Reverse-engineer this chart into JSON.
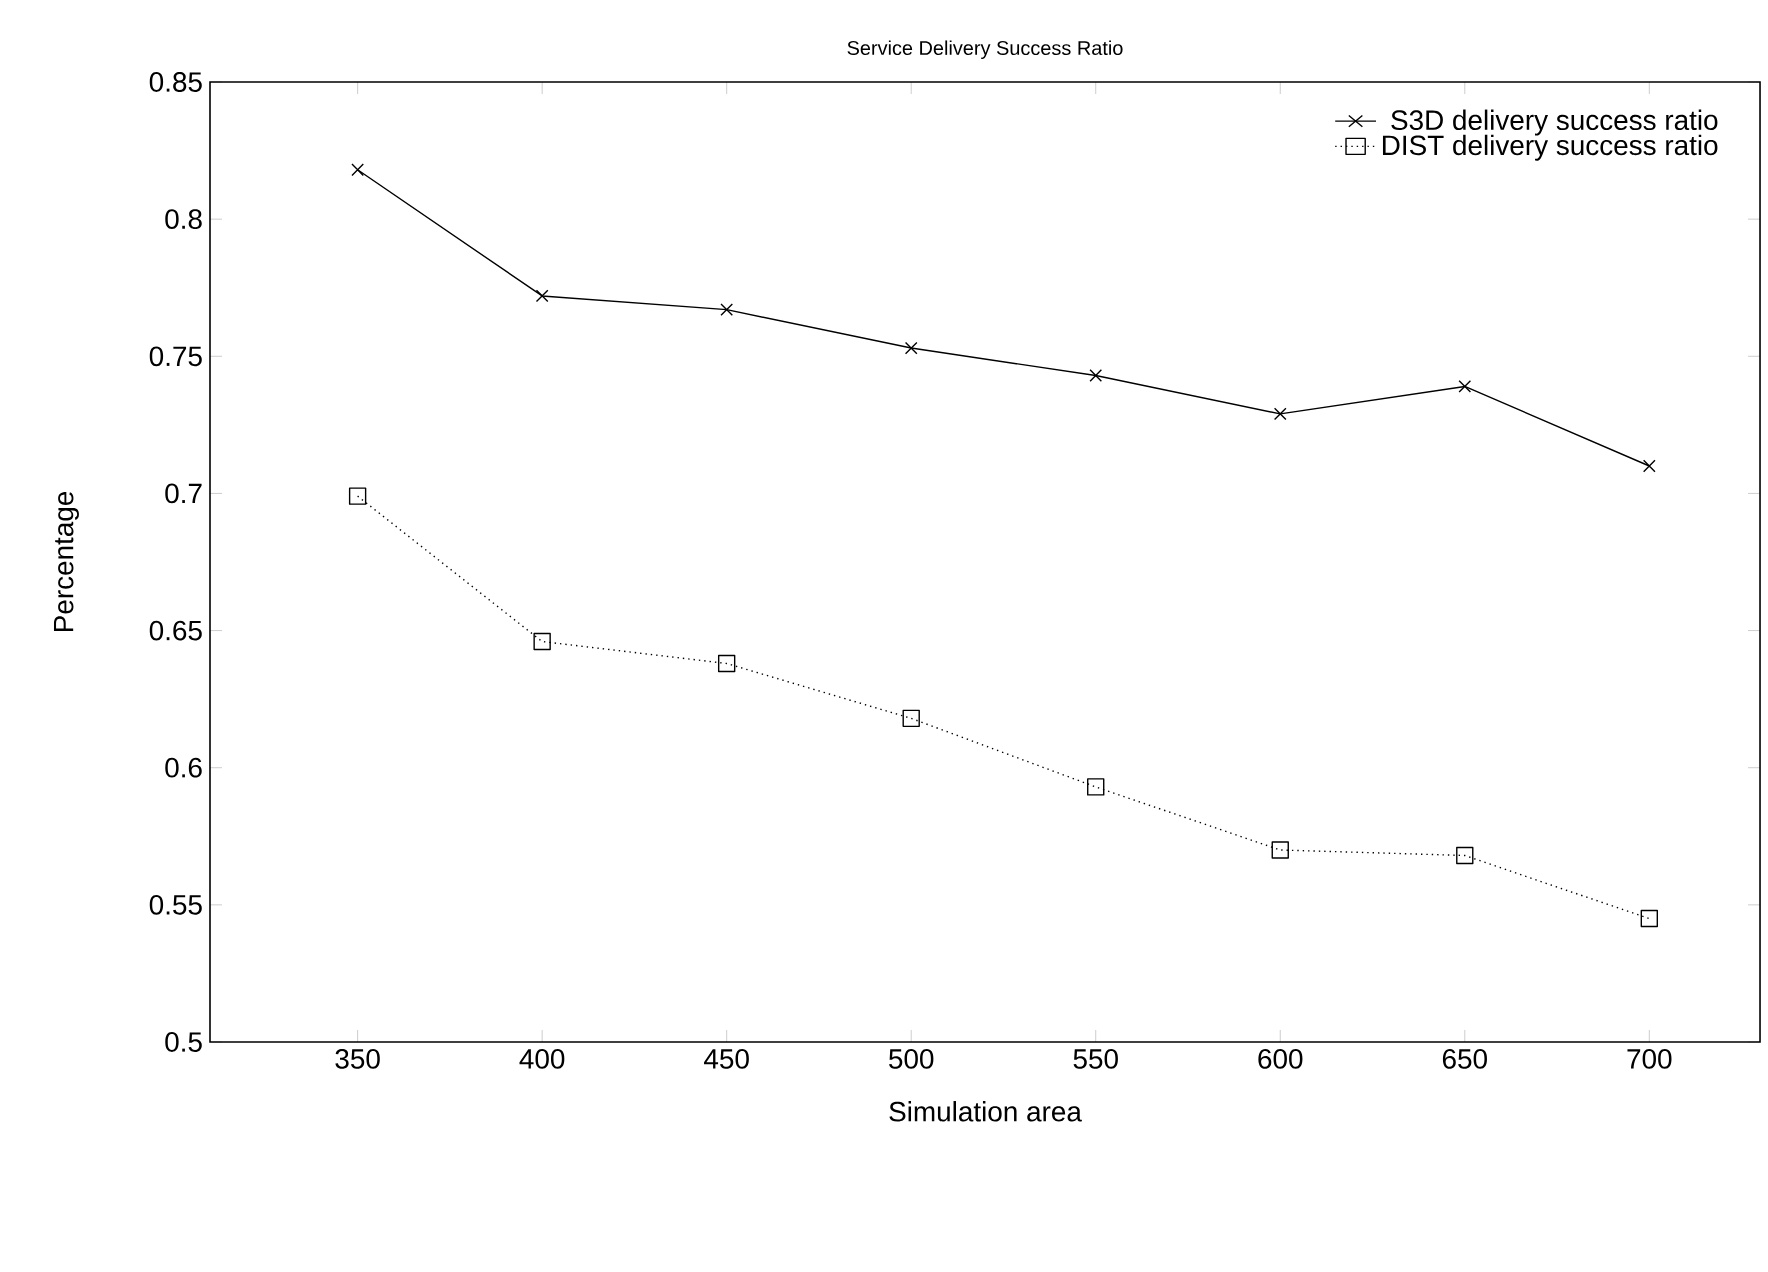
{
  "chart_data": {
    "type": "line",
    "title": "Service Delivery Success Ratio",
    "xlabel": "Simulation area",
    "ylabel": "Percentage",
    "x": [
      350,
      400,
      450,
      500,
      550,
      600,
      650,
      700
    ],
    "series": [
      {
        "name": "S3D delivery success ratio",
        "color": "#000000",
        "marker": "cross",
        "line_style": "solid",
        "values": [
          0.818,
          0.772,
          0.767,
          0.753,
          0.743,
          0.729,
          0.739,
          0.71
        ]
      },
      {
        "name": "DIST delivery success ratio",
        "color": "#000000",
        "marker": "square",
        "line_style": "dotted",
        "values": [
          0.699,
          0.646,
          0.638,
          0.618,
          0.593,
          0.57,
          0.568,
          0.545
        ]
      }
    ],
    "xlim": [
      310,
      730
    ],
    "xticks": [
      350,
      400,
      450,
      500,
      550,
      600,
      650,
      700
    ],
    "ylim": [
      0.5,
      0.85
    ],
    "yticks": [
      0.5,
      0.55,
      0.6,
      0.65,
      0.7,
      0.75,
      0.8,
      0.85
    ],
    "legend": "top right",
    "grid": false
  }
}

## YOUR GOAL
Omit every picture, and otherwise quote the entries exactly.

## TASK ANSWER
Reverse-engineer this chart into JSON.
{
  "chart_data": {
    "type": "line",
    "title": "Service Delivery Success Ratio",
    "xlabel": "Simulation area",
    "ylabel": "Percentage",
    "x": [
      350,
      400,
      450,
      500,
      550,
      600,
      650,
      700
    ],
    "series": [
      {
        "name": "S3D delivery success ratio",
        "color": "#000000",
        "marker": "cross",
        "line_style": "solid",
        "values": [
          0.818,
          0.772,
          0.767,
          0.753,
          0.743,
          0.729,
          0.739,
          0.71
        ]
      },
      {
        "name": "DIST delivery success ratio",
        "color": "#000000",
        "marker": "square",
        "line_style": "dotted",
        "values": [
          0.699,
          0.646,
          0.638,
          0.618,
          0.593,
          0.57,
          0.568,
          0.545
        ]
      }
    ],
    "xlim": [
      310,
      730
    ],
    "xticks": [
      350,
      400,
      450,
      500,
      550,
      600,
      650,
      700
    ],
    "ylim": [
      0.5,
      0.85
    ],
    "yticks": [
      0.5,
      0.55,
      0.6,
      0.65,
      0.7,
      0.75,
      0.8,
      0.85
    ],
    "legend": "top right",
    "grid": false
  }
}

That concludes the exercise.